start Material

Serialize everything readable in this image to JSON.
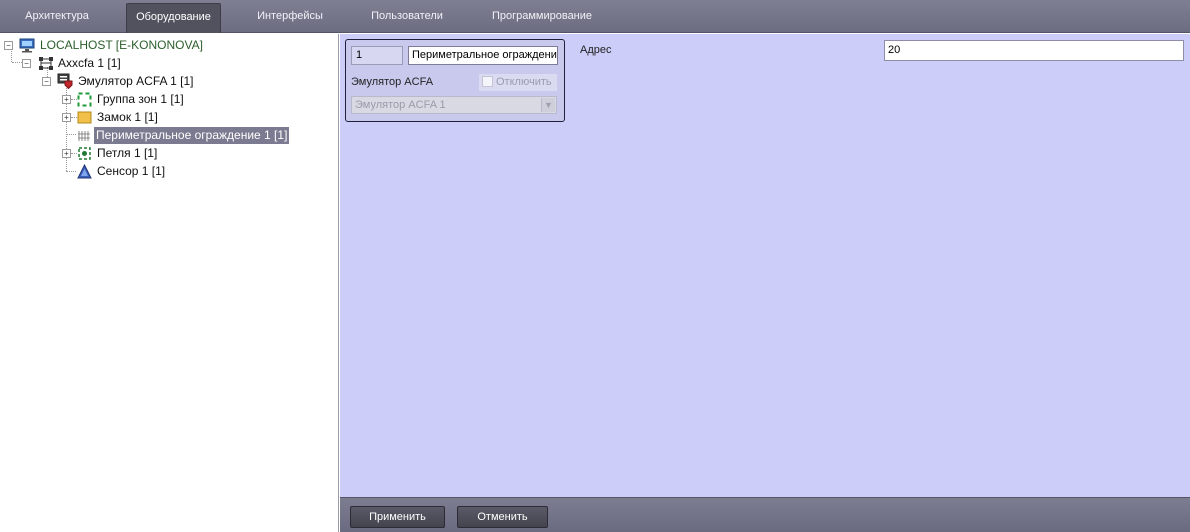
{
  "tabs": [
    {
      "label": "Архитектура",
      "active": false
    },
    {
      "label": "Оборудование",
      "active": true
    },
    {
      "label": "Интерфейсы",
      "active": false
    },
    {
      "label": "Пользователи",
      "active": false
    },
    {
      "label": "Программирование",
      "active": false
    }
  ],
  "tree": {
    "root": "LOCALHOST [E-KONONOVA]",
    "axxon": "Axxcfa 1 [1]",
    "emulator": "Эмулятор ACFA 1 [1]",
    "items": [
      {
        "label": "Группа зон 1 [1]",
        "icon": "zone-group-icon"
      },
      {
        "label": "Замок 1 [1]",
        "icon": "lock-icon"
      },
      {
        "label": "Периметральное ограждение 1 [1]",
        "icon": "perimeter-fence-icon",
        "selected": true
      },
      {
        "label": "Петля 1 [1]",
        "icon": "loop-icon"
      },
      {
        "label": "Сенсор 1 [1]",
        "icon": "sensor-icon"
      }
    ]
  },
  "object": {
    "id": "1",
    "name": "Периметральное ограждение",
    "type_label": "Эмулятор ACFA",
    "disable_label": "Отключить",
    "parent_value": "Эмулятор ACFA 1"
  },
  "settings": {
    "address_label": "Адрес",
    "address_value": "20"
  },
  "buttons": {
    "apply": "Применить",
    "cancel": "Отменить"
  },
  "colors": {
    "panel_bg": "#cdcdf9",
    "tab_bar": "#7f7f93",
    "selection": "#7a7a90",
    "root_text": "#2b5d2b"
  }
}
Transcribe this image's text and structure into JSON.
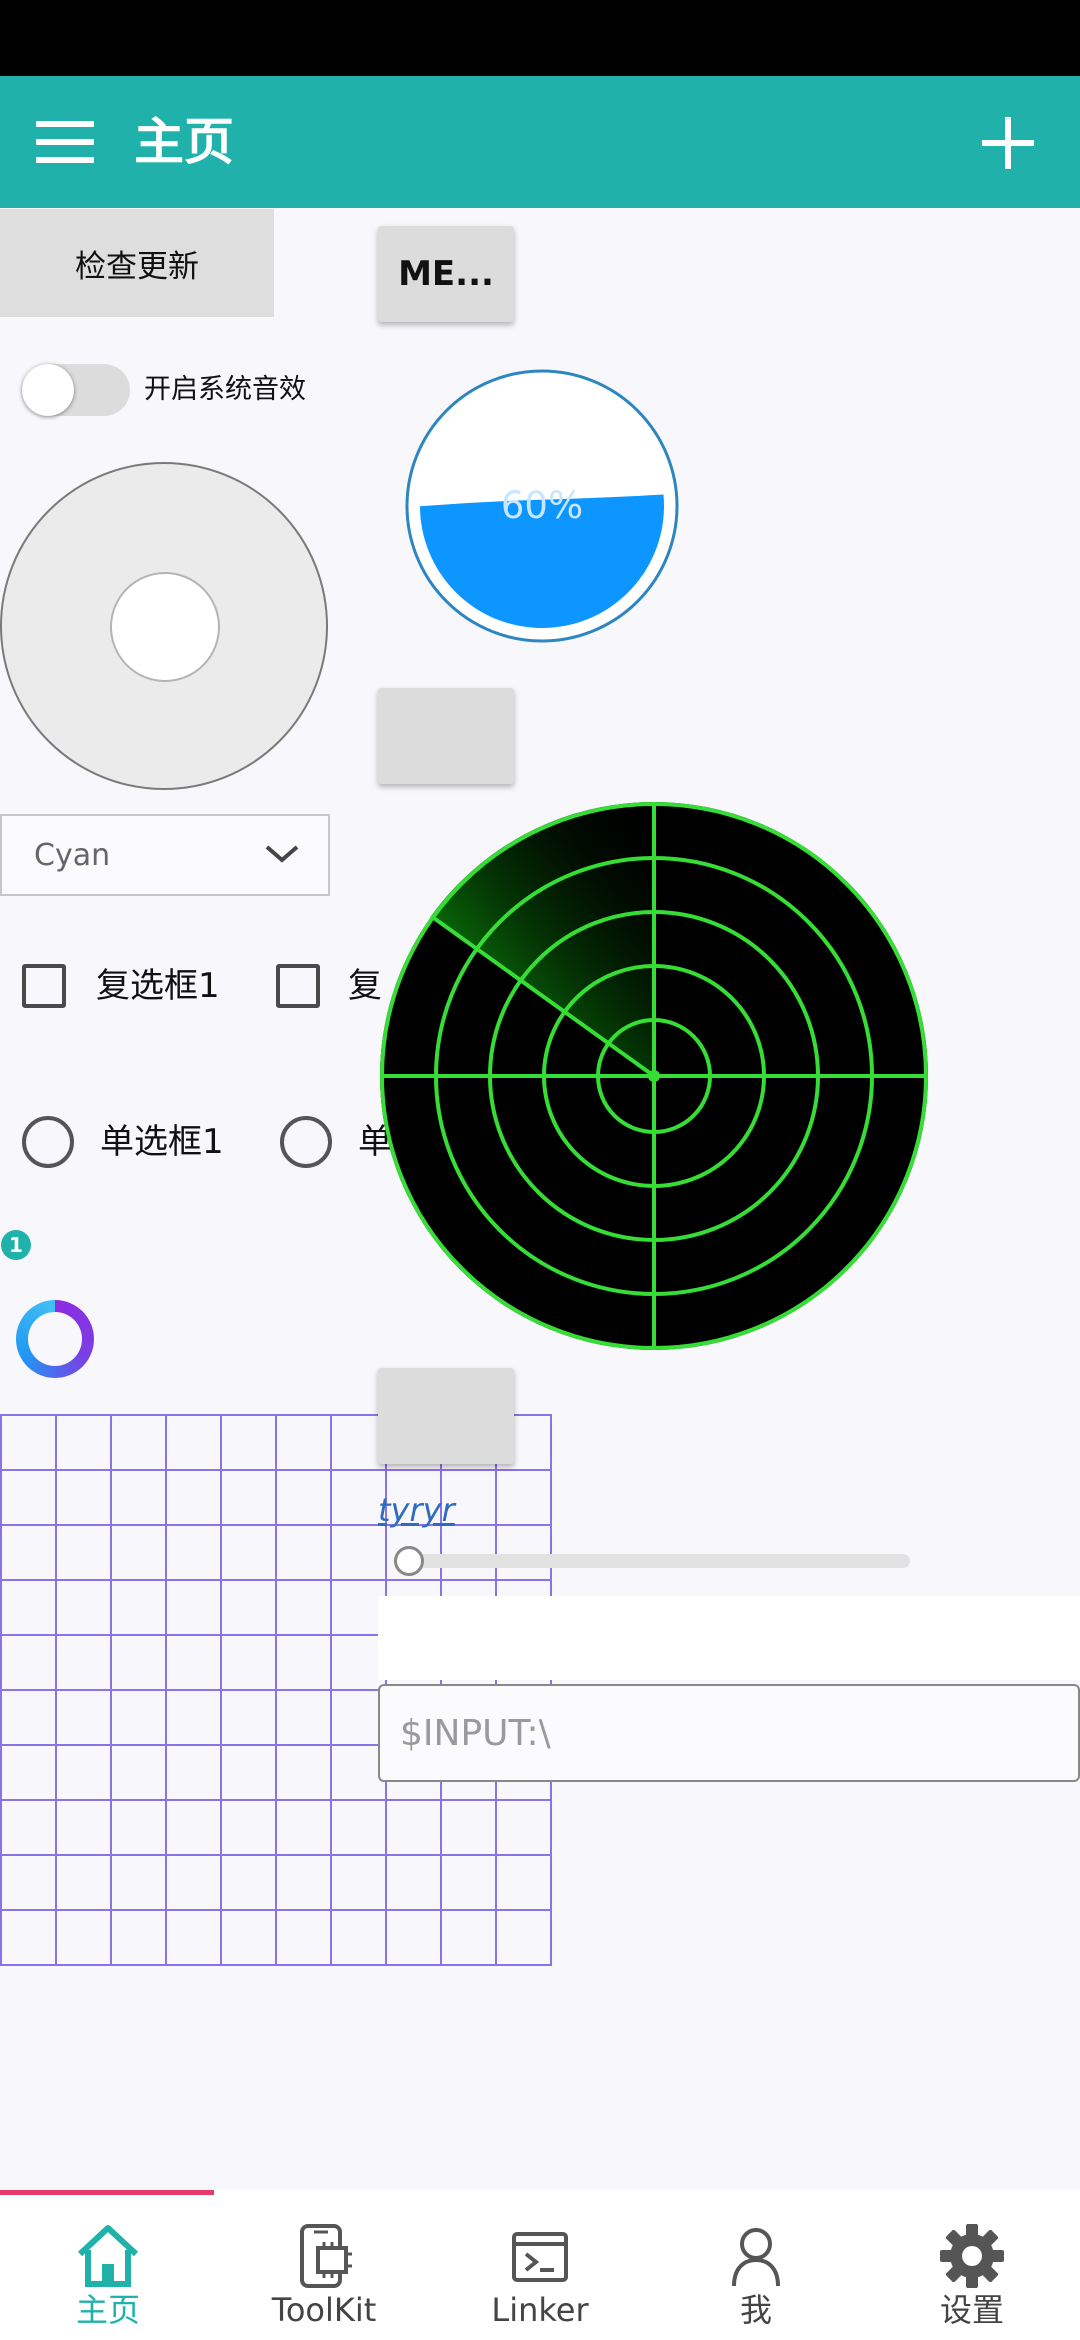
{
  "header": {
    "title": "主页",
    "accent_color": "#20b2aa",
    "menu_icon": "hamburger-menu-icon",
    "add_icon": "plus-icon"
  },
  "controls": {
    "check_update_label": "检查更新",
    "sound_toggle_label": "开启系统音效",
    "sound_toggle_on": false,
    "color_select_value": "Cyan",
    "checkbox_1_label": "复选框1",
    "checkbox_2_label": "复",
    "radio_1_label": "单选框1",
    "radio_2_label": "单",
    "badge_count": "1"
  },
  "right": {
    "menu_button_label": "ME...",
    "progress_percent": 60,
    "progress_label": "60%",
    "link_text": "tyryr",
    "slider_value": 0,
    "input_placeholder": "$INPUT:\\"
  },
  "radar": {
    "ring_color": "#33dd33",
    "background": "#000000"
  },
  "nav": {
    "items": [
      {
        "label": "主页",
        "icon": "home-icon",
        "active": true
      },
      {
        "label": "ToolKit",
        "icon": "phone-chip-icon",
        "active": false
      },
      {
        "label": "Linker",
        "icon": "terminal-icon",
        "active": false
      },
      {
        "label": "我",
        "icon": "person-icon",
        "active": false
      },
      {
        "label": "设置",
        "icon": "gear-icon",
        "active": false
      }
    ]
  }
}
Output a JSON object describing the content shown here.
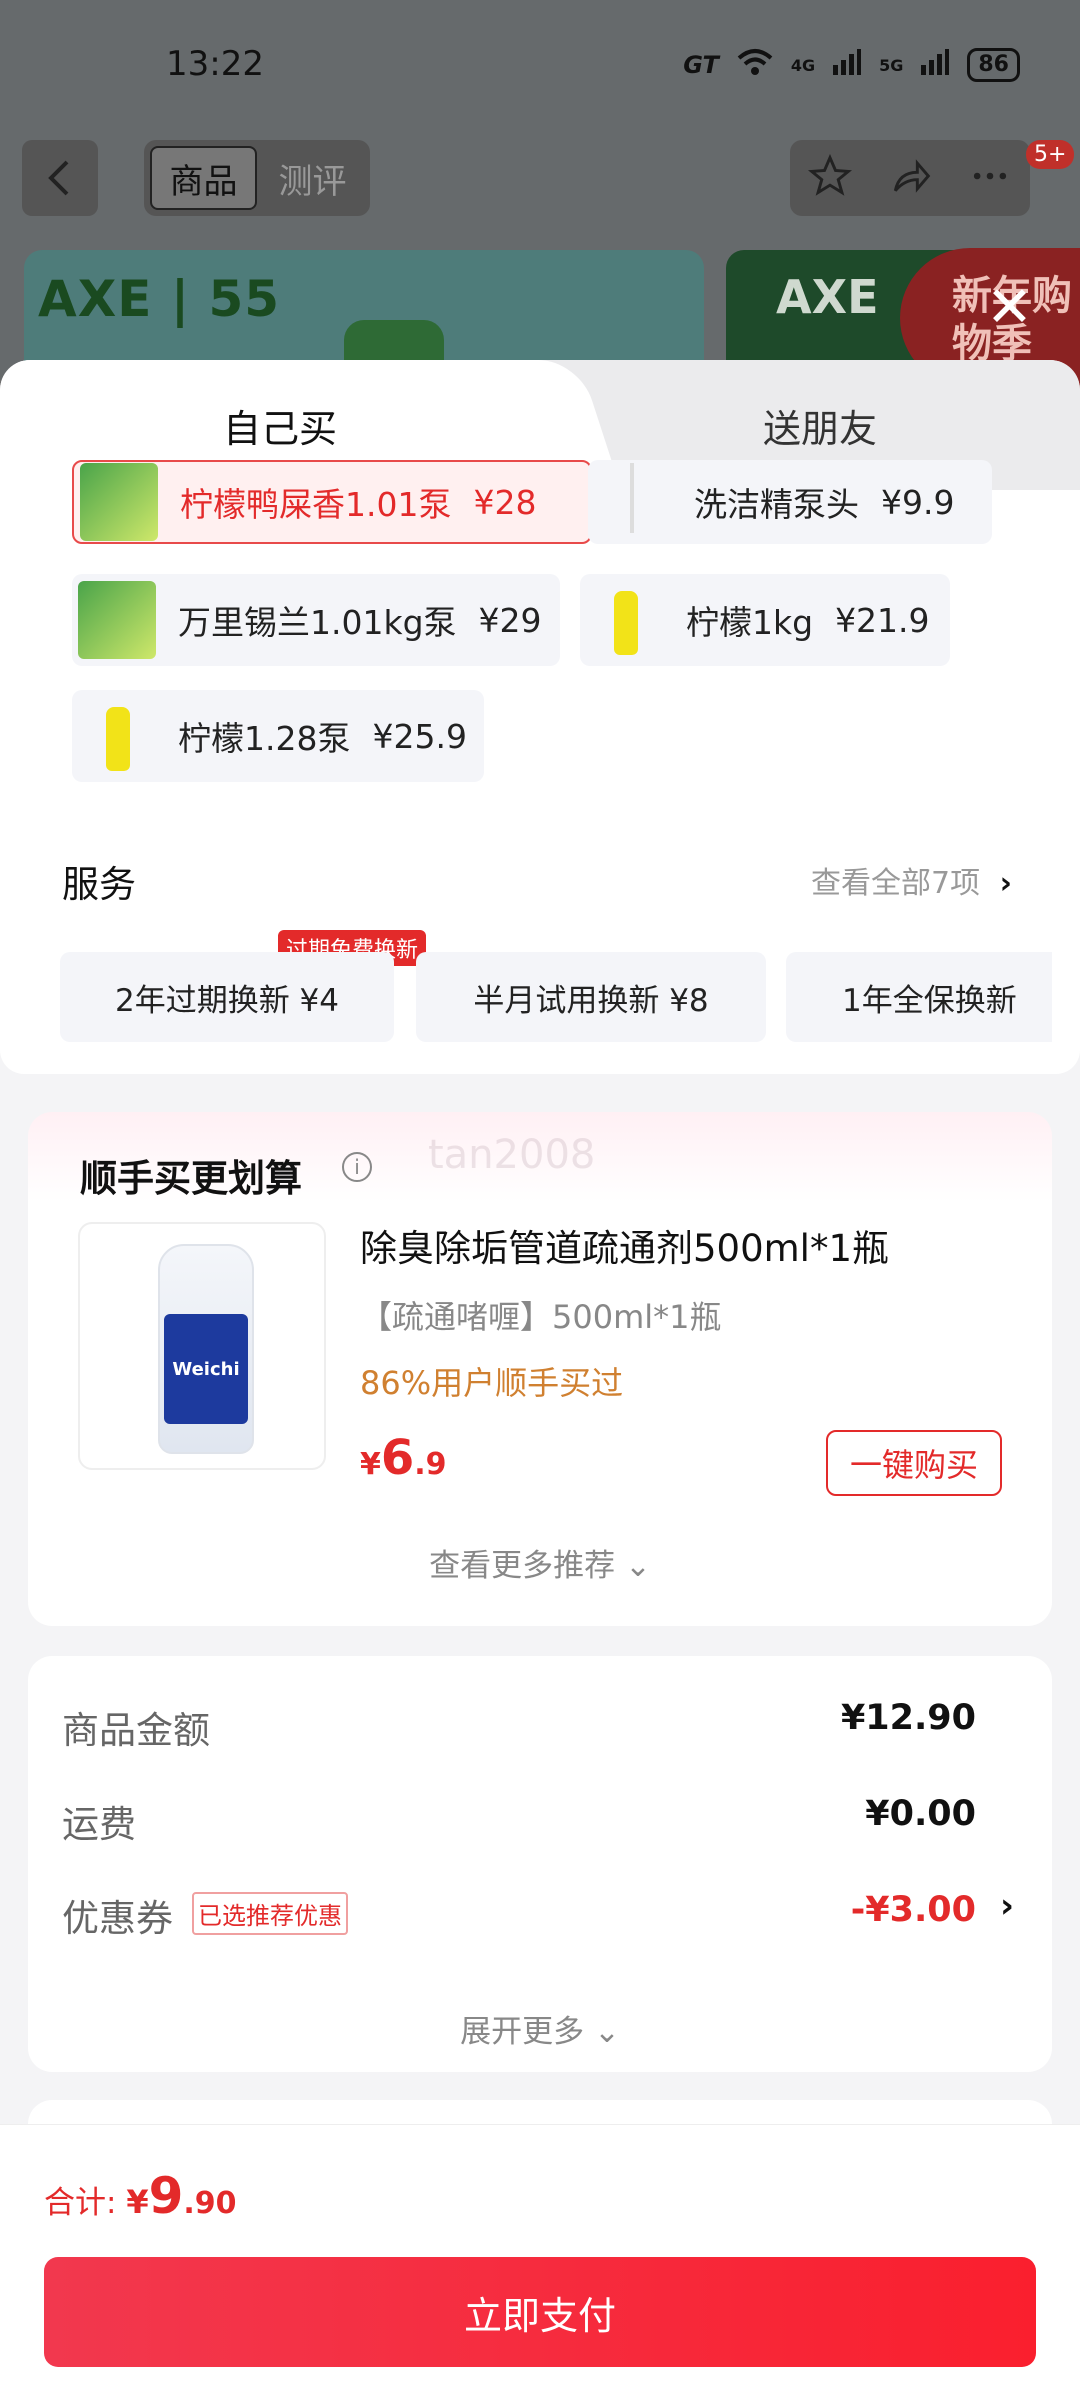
{
  "status_bar": {
    "time": "13:22",
    "network_brand": "GT",
    "sig1": "4G",
    "sig2": "5G",
    "battery": "86"
  },
  "header": {
    "tab_product": "商品",
    "tab_review": "测评",
    "notif_badge": "5+"
  },
  "banner": {
    "brand": "AXE",
    "anniv": "55",
    "promo": "新年购物季"
  },
  "sheet_tabs": {
    "self": "自己买",
    "friend": "送朋友"
  },
  "skus": [
    {
      "name": "柠檬鸭屎香1.01泵",
      "price": "¥28",
      "selected": true
    },
    {
      "name": "洗洁精泵头",
      "price": "¥9.9",
      "selected": false
    },
    {
      "name": "万里锡兰1.01kg泵",
      "price": "¥29",
      "selected": false
    },
    {
      "name": "柠檬1kg",
      "price": "¥21.9",
      "selected": false
    },
    {
      "name": "柠檬1.28泵",
      "price": "¥25.9",
      "selected": false
    }
  ],
  "service": {
    "title": "服务",
    "view_all": "查看全部7项",
    "tag": "过期免费换新",
    "items": [
      "2年过期换新 ¥4",
      "半月试用换新 ¥8",
      "1年全保换新"
    ]
  },
  "upsell": {
    "title": "顺手买更划算",
    "watermark": "tan2008",
    "product_name": "除臭除垢管道疏通剂500ml*1瓶",
    "spec": "【疏通啫喱】500ml*1瓶",
    "stat": "86%用户顺手买过",
    "price_currency": "¥",
    "price_int": "6",
    "price_dec": ".9",
    "product_brand": "Weichi",
    "buy_label": "一键购买",
    "more_label": "查看更多推荐"
  },
  "summary": {
    "goods_label": "商品金额",
    "goods_value": "¥12.90",
    "shipping_label": "运费",
    "shipping_value": "¥0.00",
    "coupon_label": "优惠券",
    "coupon_tag": "已选推荐优惠",
    "coupon_value": "-¥3.00",
    "expand_label": "展开更多"
  },
  "footer": {
    "total_label": "合计: ",
    "currency": "¥",
    "total_int": "9",
    "total_dec": ".90",
    "pay_label": "立即支付"
  },
  "colors": {
    "accent": "#e32a2a",
    "pay_gradient_start": "#f2384e",
    "pay_gradient_end": "#fa1f2e",
    "stat_orange": "#d08030"
  }
}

end Material

Aim of the task -> Print all of the records shown above exactly, leaving out each picture.

Output below ->
Serialize everything readable in this image to JSON.
{
  "tabs": [
    {
      "label": "Архитектура",
      "active": false
    },
    {
      "label": "Оборудование",
      "active": true
    },
    {
      "label": "Интерфейсы",
      "active": false
    },
    {
      "label": "Пользователи",
      "active": false
    },
    {
      "label": "Программирование",
      "active": false
    }
  ],
  "tree": {
    "root": "LOCALHOST [E-KONONOVA]",
    "axxon": "Axxcfa 1 [1]",
    "emulator": "Эмулятор ACFA 1 [1]",
    "items": [
      {
        "label": "Группа зон 1 [1]",
        "icon": "zone-group-icon"
      },
      {
        "label": "Замок 1 [1]",
        "icon": "lock-icon"
      },
      {
        "label": "Периметральное ограждение 1 [1]",
        "icon": "perimeter-fence-icon",
        "selected": true
      },
      {
        "label": "Петля 1 [1]",
        "icon": "loop-icon"
      },
      {
        "label": "Сенсор 1 [1]",
        "icon": "sensor-icon"
      }
    ]
  },
  "object": {
    "id": "1",
    "name": "Периметральное ограждение",
    "type_label": "Эмулятор ACFA",
    "disable_label": "Отключить",
    "parent_value": "Эмулятор ACFA 1"
  },
  "settings": {
    "address_label": "Адрес",
    "address_value": "20"
  },
  "buttons": {
    "apply": "Применить",
    "cancel": "Отменить"
  },
  "colors": {
    "panel_bg": "#cdcdf9",
    "tab_bar": "#7f7f93",
    "selection": "#7a7a90",
    "root_text": "#2b5d2b"
  }
}
Transcribe this image's text and structure into JSON.
{
  "header": {
    "title": "主页",
    "accent_color": "#20b2aa",
    "menu_icon": "hamburger-menu-icon",
    "add_icon": "plus-icon"
  },
  "controls": {
    "check_update_label": "检查更新",
    "sound_toggle_label": "开启系统音效",
    "sound_toggle_on": false,
    "color_select_value": "Cyan",
    "checkbox_1_label": "复选框1",
    "checkbox_2_label": "复",
    "radio_1_label": "单选框1",
    "radio_2_label": "单",
    "badge_count": "1"
  },
  "right": {
    "menu_button_label": "ME...",
    "progress_percent": 60,
    "progress_label": "60%",
    "link_text": "tyryr",
    "slider_value": 0,
    "input_placeholder": "$INPUT:\\"
  },
  "radar": {
    "ring_color": "#33dd33",
    "background": "#000000"
  },
  "nav": {
    "items": [
      {
        "label": "主页",
        "icon": "home-icon",
        "active": true
      },
      {
        "label": "ToolKit",
        "icon": "phone-chip-icon",
        "active": false
      },
      {
        "label": "Linker",
        "icon": "terminal-icon",
        "active": false
      },
      {
        "label": "我",
        "icon": "person-icon",
        "active": false
      },
      {
        "label": "设置",
        "icon": "gear-icon",
        "active": false
      }
    ]
  }
}
Output a JSON object describing the content shown here.
{
  "status_bar": {
    "time": "13:22",
    "network_brand": "GT",
    "sig1": "4G",
    "sig2": "5G",
    "battery": "86"
  },
  "header": {
    "tab_product": "商品",
    "tab_review": "测评",
    "notif_badge": "5+"
  },
  "banner": {
    "brand": "AXE",
    "anniv": "55",
    "promo": "新年购物季"
  },
  "sheet_tabs": {
    "self": "自己买",
    "friend": "送朋友"
  },
  "skus": [
    {
      "name": "柠檬鸭屎香1.01泵",
      "price": "¥28",
      "selected": true
    },
    {
      "name": "洗洁精泵头",
      "price": "¥9.9",
      "selected": false
    },
    {
      "name": "万里锡兰1.01kg泵",
      "price": "¥29",
      "selected": false
    },
    {
      "name": "柠檬1kg",
      "price": "¥21.9",
      "selected": false
    },
    {
      "name": "柠檬1.28泵",
      "price": "¥25.9",
      "selected": false
    }
  ],
  "service": {
    "title": "服务",
    "view_all": "查看全部7项",
    "tag": "过期免费换新",
    "items": [
      "2年过期换新 ¥4",
      "半月试用换新 ¥8",
      "1年全保换新"
    ]
  },
  "upsell": {
    "title": "顺手买更划算",
    "watermark": "tan2008",
    "product_name": "除臭除垢管道疏通剂500ml*1瓶",
    "spec": "【疏通啫喱】500ml*1瓶",
    "stat": "86%用户顺手买过",
    "price_currency": "¥",
    "price_int": "6",
    "price_dec": ".9",
    "product_brand": "Weichi",
    "buy_label": "一键购买",
    "more_label": "查看更多推荐"
  },
  "summary": {
    "goods_label": "商品金额",
    "goods_value": "¥12.90",
    "shipping_label": "运费",
    "shipping_value": "¥0.00",
    "coupon_label": "优惠券",
    "coupon_tag": "已选推荐优惠",
    "coupon_value": "-¥3.00",
    "expand_label": "展开更多"
  },
  "footer": {
    "total_label": "合计: ",
    "currency": "¥",
    "total_int": "9",
    "total_dec": ".90",
    "pay_label": "立即支付"
  },
  "colors": {
    "accent": "#e32a2a",
    "pay_gradient_start": "#f2384e",
    "pay_gradient_end": "#fa1f2e",
    "stat_orange": "#d08030"
  }
}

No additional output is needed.